Records from a collection
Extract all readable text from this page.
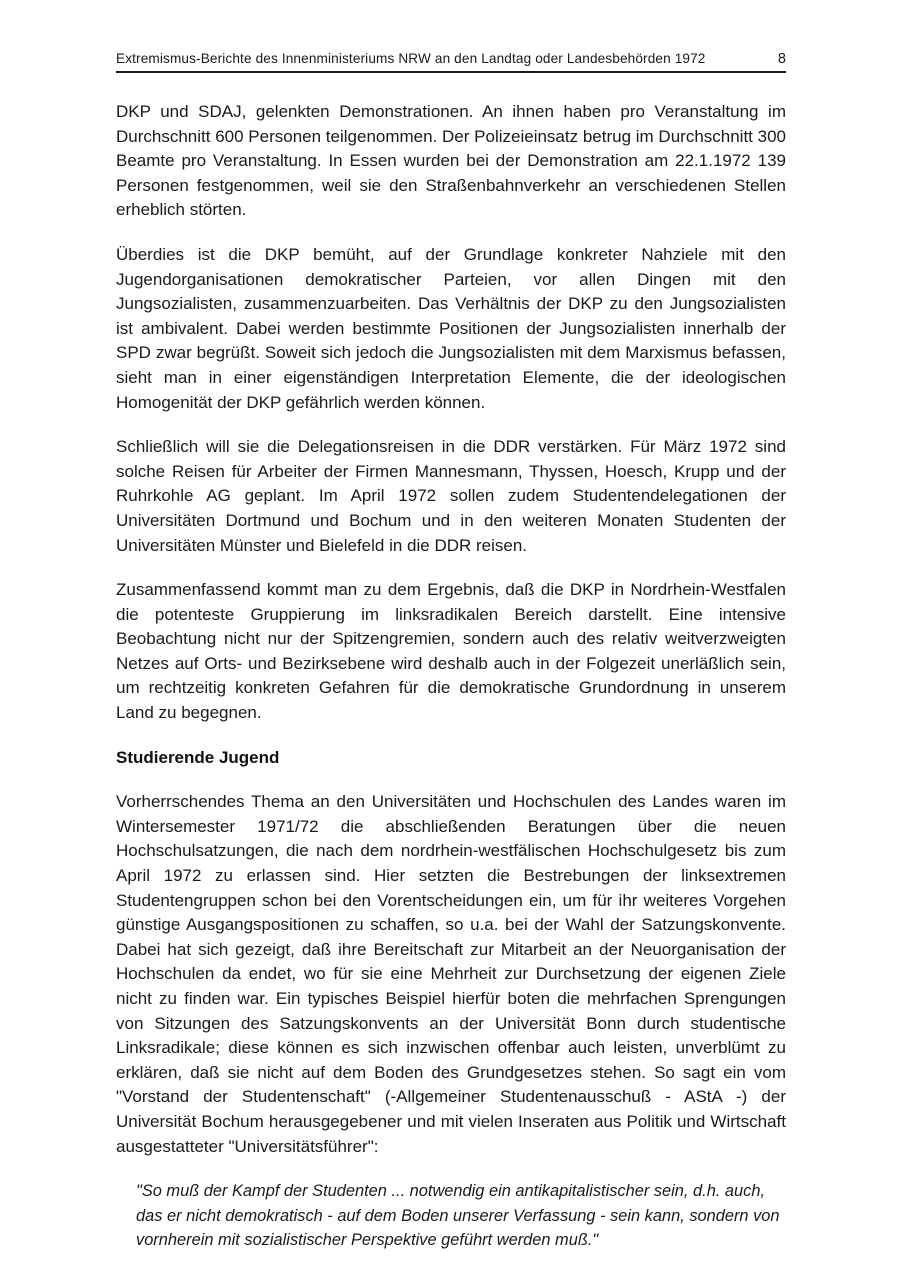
Extremismus-Berichte des Innenministeriums NRW an den Landtag oder Landesbehörden 1972	8

DKP und SDAJ, gelenkten Demonstrationen. An ihnen haben pro Veranstaltung im Durchschnitt 600 Personen teilgenommen. Der Polizeieinsatz betrug im Durchschnitt 300 Beamte pro Veranstaltung. In Essen wurden bei der Demonstration am 22.1.1972 139 Personen festgenommen, weil sie den Straßenbahnverkehr an verschiedenen Stellen erheblich störten.

Überdies ist die DKP bemüht, auf der Grundlage konkreter Nahziele mit den Jugendorganisationen demokratischer Parteien, vor allen Dingen mit den Jungsozialisten, zusammenzuarbeiten. Das Verhältnis der DKP zu den Jungsozialisten ist ambivalent. Dabei werden bestimmte Positionen der Jungsozialisten innerhalb der SPD zwar begrüßt. Soweit sich jedoch die Jungsozialisten mit dem Marxismus befassen, sieht man in einer eigenständigen Interpretation Elemente, die der ideologischen Homogenität der DKP gefährlich werden können.

Schließlich will sie die Delegationsreisen in die DDR verstärken. Für März 1972 sind solche Reisen für Arbeiter der Firmen Mannesmann, Thyssen, Hoesch, Krupp und der Ruhrkohle AG geplant. Im April 1972 sollen zudem Studentendelegationen der Universitäten Dortmund und Bochum und in den weiteren Monaten Studenten der Universitäten Münster und Bielefeld in die DDR reisen.

Zusammenfassend kommt man zu dem Ergebnis, daß die DKP in Nordrhein-Westfalen die potenteste Gruppierung im linksradikalen Bereich darstellt. Eine intensive Beobachtung nicht nur der Spitzengremien, sondern auch des relativ weitverzweigten Netzes auf Orts- und Bezirksebene wird deshalb auch in der Folgezeit unerläßlich sein, um rechtzeitig konkreten Gefahren für die demokratische Grundordnung in unserem Land zu begegnen.

Studierende Jugend

Vorherrschendes Thema an den Universitäten und Hochschulen des Landes waren im Wintersemester 1971/72 die abschließenden Beratungen über die neuen Hochschulsatzungen, die nach dem nordrhein-westfälischen Hochschulgesetz bis zum April 1972 zu erlassen sind. Hier setzten die Bestrebungen der linksextremen Studentengruppen schon bei den Vorentscheidungen ein, um für ihr weiteres Vorgehen günstige Ausgangspositionen zu schaffen, so u.a. bei der Wahl der Satzungskonvente. Dabei hat sich gezeigt, daß ihre Bereitschaft zur Mitarbeit an der Neuorganisation der Hochschulen da endet, wo für sie eine Mehrheit zur Durchsetzung der eigenen Ziele nicht zu finden war. Ein typisches Beispiel hierfür boten die mehrfachen Sprengungen von Sitzungen des Satzungskonvents an der Universität Bonn durch studentische Linksradikale; diese können es sich inzwischen offenbar auch leisten, unverblümt zu erklären, daß sie nicht auf dem Boden des Grundgesetzes stehen. So sagt ein vom "Vorstand der Studentenschaft" (-Allgemeiner Studentenausschuß - AStA -) der Universität Bochum herausgegebener und mit vielen Inseraten aus Politik und Wirtschaft ausgestatteter "Universitätsführer":

"So muß der Kampf der Studenten ... notwendig ein antikapitalistischer sein, d.h. auch, das er nicht demokratisch - auf dem Boden unserer Verfassung - sein kann, sondern von vornherein mit sozialistischer Perspektive geführt werden muß."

TASK BRIEF: Among the lines above, find those that contain the word "sondern" and copy them.

RESPONSE TO THIS TASK:
Zusammenfassend kommt man zu dem Ergebnis, daß die DKP in Nordrhein-Westfalen die potenteste Gruppierung im linksradikalen Bereich darstellt. Eine intensive Beobachtung nicht nur der Spitzengremien, sondern auch des relativ weitverzweigten Netzes auf Orts- und Bezirksebene wird deshalb auch in der Folgezeit unerläßlich sein, um rechtzeitig konkreten Gefahren für die demokratische Grundordnung in unserem Land zu begegnen.
"So muß der Kampf der Studenten ... notwendig ein antikapitalistischer sein, d.h. auch, das er nicht demokratisch - auf dem Boden unserer Verfassung - sein kann, sondern von vornherein mit sozialistischer Perspektive geführt werden muß."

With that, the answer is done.